= To do =
Extract and list every line that contains the word "name".

Figure dataset records
========================
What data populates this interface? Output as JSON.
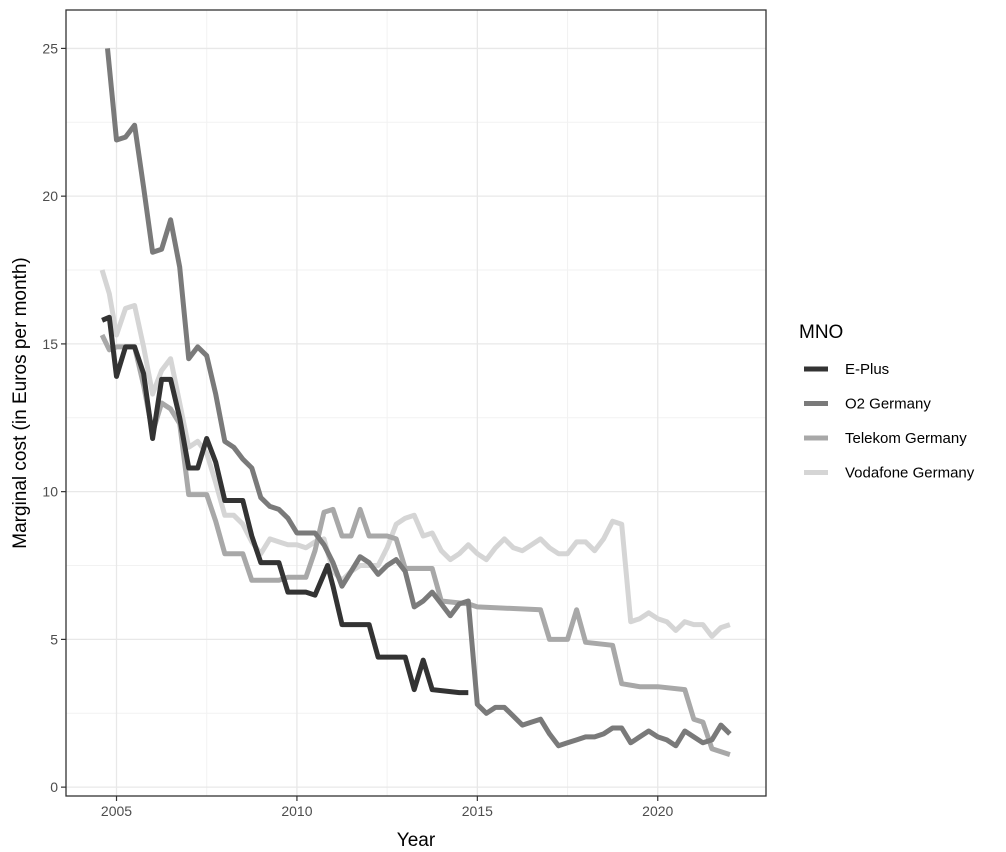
{
  "chart_data": {
    "type": "line",
    "title": "",
    "xlabel": "Year",
    "ylabel": "Marginal cost (in Euros per month)",
    "xlim": [
      2003.6,
      2023.0
    ],
    "ylim": [
      -0.3,
      26.3
    ],
    "xticks": [
      2005,
      2010,
      2015,
      2020
    ],
    "yticks": [
      0,
      5,
      10,
      15,
      20,
      25
    ],
    "xtick_labels": [
      "2005",
      "2010",
      "2015",
      "2020"
    ],
    "ytick_labels": [
      "0",
      "5",
      "10",
      "15",
      "20",
      "25"
    ],
    "grid": true,
    "legend": {
      "title": "MNO",
      "position": "right"
    },
    "series": [
      {
        "name": "E-Plus",
        "color": "#333333",
        "points": [
          [
            2004.6,
            15.8
          ],
          [
            2004.8,
            15.9
          ],
          [
            2005.0,
            13.9
          ],
          [
            2005.25,
            14.9
          ],
          [
            2005.5,
            14.9
          ],
          [
            2005.75,
            14.0
          ],
          [
            2006.0,
            11.8
          ],
          [
            2006.25,
            13.8
          ],
          [
            2006.5,
            13.8
          ],
          [
            2006.75,
            12.5
          ],
          [
            2007.0,
            10.8
          ],
          [
            2007.25,
            10.8
          ],
          [
            2007.5,
            11.8
          ],
          [
            2007.75,
            11.0
          ],
          [
            2008.0,
            9.7
          ],
          [
            2008.5,
            9.7
          ],
          [
            2008.75,
            8.5
          ],
          [
            2009.0,
            7.6
          ],
          [
            2009.5,
            7.6
          ],
          [
            2009.75,
            6.6
          ],
          [
            2010.25,
            6.6
          ],
          [
            2010.5,
            6.5
          ],
          [
            2010.85,
            7.5
          ],
          [
            2011.0,
            6.8
          ],
          [
            2011.25,
            5.5
          ],
          [
            2011.5,
            5.5
          ],
          [
            2012.0,
            5.5
          ],
          [
            2012.25,
            4.4
          ],
          [
            2012.5,
            4.4
          ],
          [
            2013.0,
            4.4
          ],
          [
            2013.25,
            3.3
          ],
          [
            2013.5,
            4.3
          ],
          [
            2013.75,
            3.3
          ],
          [
            2014.5,
            3.2
          ],
          [
            2014.75,
            3.2
          ]
        ]
      },
      {
        "name": "O2 Germany",
        "color": "#7a7a7a",
        "points": [
          [
            2004.75,
            25.0
          ],
          [
            2005.0,
            21.9
          ],
          [
            2005.25,
            22.0
          ],
          [
            2005.5,
            22.4
          ],
          [
            2005.75,
            20.3
          ],
          [
            2006.0,
            18.1
          ],
          [
            2006.25,
            18.2
          ],
          [
            2006.5,
            19.2
          ],
          [
            2006.75,
            17.6
          ],
          [
            2007.0,
            14.5
          ],
          [
            2007.25,
            14.9
          ],
          [
            2007.5,
            14.6
          ],
          [
            2007.75,
            13.3
          ],
          [
            2008.0,
            11.7
          ],
          [
            2008.25,
            11.5
          ],
          [
            2008.5,
            11.1
          ],
          [
            2008.75,
            10.8
          ],
          [
            2009.0,
            9.8
          ],
          [
            2009.25,
            9.5
          ],
          [
            2009.5,
            9.4
          ],
          [
            2009.75,
            9.1
          ],
          [
            2010.0,
            8.6
          ],
          [
            2010.5,
            8.6
          ],
          [
            2010.75,
            8.2
          ],
          [
            2011.0,
            7.6
          ],
          [
            2011.25,
            6.8
          ],
          [
            2011.5,
            7.3
          ],
          [
            2011.75,
            7.8
          ],
          [
            2012.0,
            7.6
          ],
          [
            2012.25,
            7.2
          ],
          [
            2012.5,
            7.5
          ],
          [
            2012.75,
            7.7
          ],
          [
            2013.0,
            7.3
          ],
          [
            2013.25,
            6.1
          ],
          [
            2013.5,
            6.3
          ],
          [
            2013.75,
            6.6
          ],
          [
            2014.0,
            6.2
          ],
          [
            2014.25,
            5.8
          ],
          [
            2014.5,
            6.2
          ],
          [
            2014.75,
            6.3
          ],
          [
            2015.0,
            2.8
          ],
          [
            2015.25,
            2.5
          ],
          [
            2015.5,
            2.7
          ],
          [
            2015.75,
            2.7
          ],
          [
            2016.0,
            2.4
          ],
          [
            2016.25,
            2.1
          ],
          [
            2016.5,
            2.2
          ],
          [
            2016.75,
            2.3
          ],
          [
            2017.0,
            1.8
          ],
          [
            2017.25,
            1.4
          ],
          [
            2017.5,
            1.5
          ],
          [
            2017.75,
            1.6
          ],
          [
            2018.0,
            1.7
          ],
          [
            2018.25,
            1.7
          ],
          [
            2018.5,
            1.8
          ],
          [
            2018.75,
            2.0
          ],
          [
            2019.0,
            2.0
          ],
          [
            2019.25,
            1.5
          ],
          [
            2019.5,
            1.7
          ],
          [
            2019.75,
            1.9
          ],
          [
            2020.0,
            1.7
          ],
          [
            2020.25,
            1.6
          ],
          [
            2020.5,
            1.4
          ],
          [
            2020.75,
            1.9
          ],
          [
            2021.0,
            1.7
          ],
          [
            2021.25,
            1.5
          ],
          [
            2021.5,
            1.6
          ],
          [
            2021.75,
            2.1
          ],
          [
            2022.0,
            1.8
          ]
        ]
      },
      {
        "name": "Telekom Germany",
        "color": "#a8a8a8",
        "points": [
          [
            2004.6,
            15.3
          ],
          [
            2004.8,
            14.8
          ],
          [
            2005.0,
            14.9
          ],
          [
            2005.5,
            14.9
          ],
          [
            2005.75,
            13.6
          ],
          [
            2006.0,
            12.0
          ],
          [
            2006.25,
            13.0
          ],
          [
            2006.5,
            12.8
          ],
          [
            2006.75,
            12.3
          ],
          [
            2007.0,
            9.9
          ],
          [
            2007.5,
            9.9
          ],
          [
            2007.75,
            9.0
          ],
          [
            2008.0,
            7.9
          ],
          [
            2008.5,
            7.9
          ],
          [
            2008.75,
            7.0
          ],
          [
            2009.0,
            7.0
          ],
          [
            2009.5,
            7.0
          ],
          [
            2009.75,
            7.1
          ],
          [
            2010.25,
            7.1
          ],
          [
            2010.5,
            8.0
          ],
          [
            2010.75,
            9.3
          ],
          [
            2011.0,
            9.4
          ],
          [
            2011.25,
            8.5
          ],
          [
            2011.5,
            8.5
          ],
          [
            2011.75,
            9.4
          ],
          [
            2012.0,
            8.5
          ],
          [
            2012.5,
            8.5
          ],
          [
            2012.75,
            8.4
          ],
          [
            2013.0,
            7.4
          ],
          [
            2013.75,
            7.4
          ],
          [
            2014.0,
            6.3
          ],
          [
            2014.75,
            6.2
          ],
          [
            2015.0,
            6.1
          ],
          [
            2016.75,
            6.0
          ],
          [
            2017.0,
            5.0
          ],
          [
            2017.5,
            5.0
          ],
          [
            2017.75,
            6.0
          ],
          [
            2018.0,
            4.9
          ],
          [
            2018.75,
            4.8
          ],
          [
            2019.0,
            3.5
          ],
          [
            2019.5,
            3.4
          ],
          [
            2020.0,
            3.4
          ],
          [
            2020.75,
            3.3
          ],
          [
            2021.0,
            2.3
          ],
          [
            2021.25,
            2.2
          ],
          [
            2021.5,
            1.3
          ],
          [
            2022.0,
            1.1
          ]
        ]
      },
      {
        "name": "Vodafone Germany",
        "color": "#d5d5d5",
        "points": [
          [
            2004.6,
            17.5
          ],
          [
            2004.8,
            16.7
          ],
          [
            2005.0,
            15.3
          ],
          [
            2005.25,
            16.2
          ],
          [
            2005.5,
            16.3
          ],
          [
            2005.75,
            14.9
          ],
          [
            2006.0,
            13.3
          ],
          [
            2006.25,
            14.1
          ],
          [
            2006.5,
            14.5
          ],
          [
            2006.75,
            13.0
          ],
          [
            2007.0,
            11.5
          ],
          [
            2007.25,
            11.7
          ],
          [
            2007.5,
            11.3
          ],
          [
            2007.75,
            10.3
          ],
          [
            2008.0,
            9.2
          ],
          [
            2008.25,
            9.2
          ],
          [
            2008.5,
            8.9
          ],
          [
            2008.75,
            8.3
          ],
          [
            2009.0,
            7.9
          ],
          [
            2009.25,
            8.4
          ],
          [
            2009.5,
            8.3
          ],
          [
            2009.75,
            8.2
          ],
          [
            2010.0,
            8.2
          ],
          [
            2010.25,
            8.1
          ],
          [
            2010.5,
            8.3
          ],
          [
            2010.75,
            8.4
          ],
          [
            2011.0,
            7.3
          ],
          [
            2011.25,
            7.0
          ],
          [
            2011.5,
            7.3
          ],
          [
            2011.75,
            7.5
          ],
          [
            2012.0,
            7.5
          ],
          [
            2012.25,
            7.5
          ],
          [
            2012.5,
            8.1
          ],
          [
            2012.75,
            8.9
          ],
          [
            2013.0,
            9.1
          ],
          [
            2013.25,
            9.2
          ],
          [
            2013.5,
            8.5
          ],
          [
            2013.75,
            8.6
          ],
          [
            2014.0,
            8.0
          ],
          [
            2014.25,
            7.7
          ],
          [
            2014.5,
            7.9
          ],
          [
            2014.75,
            8.2
          ],
          [
            2015.0,
            7.9
          ],
          [
            2015.25,
            7.7
          ],
          [
            2015.5,
            8.1
          ],
          [
            2015.75,
            8.4
          ],
          [
            2016.0,
            8.1
          ],
          [
            2016.25,
            8.0
          ],
          [
            2016.5,
            8.2
          ],
          [
            2016.75,
            8.4
          ],
          [
            2017.0,
            8.1
          ],
          [
            2017.25,
            7.9
          ],
          [
            2017.5,
            7.9
          ],
          [
            2017.75,
            8.3
          ],
          [
            2018.0,
            8.3
          ],
          [
            2018.25,
            8.0
          ],
          [
            2018.5,
            8.4
          ],
          [
            2018.75,
            9.0
          ],
          [
            2019.0,
            8.9
          ],
          [
            2019.25,
            5.6
          ],
          [
            2019.5,
            5.7
          ],
          [
            2019.75,
            5.9
          ],
          [
            2020.0,
            5.7
          ],
          [
            2020.25,
            5.6
          ],
          [
            2020.5,
            5.3
          ],
          [
            2020.75,
            5.6
          ],
          [
            2021.0,
            5.5
          ],
          [
            2021.25,
            5.5
          ],
          [
            2021.5,
            5.1
          ],
          [
            2021.75,
            5.4
          ],
          [
            2022.0,
            5.5
          ]
        ]
      }
    ]
  }
}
========================
= Task solution =
        "name": "E-Plus",
        "name": "O2 Germany",
        "name": "Telekom Germany",
        "name": "Vodafone Germany",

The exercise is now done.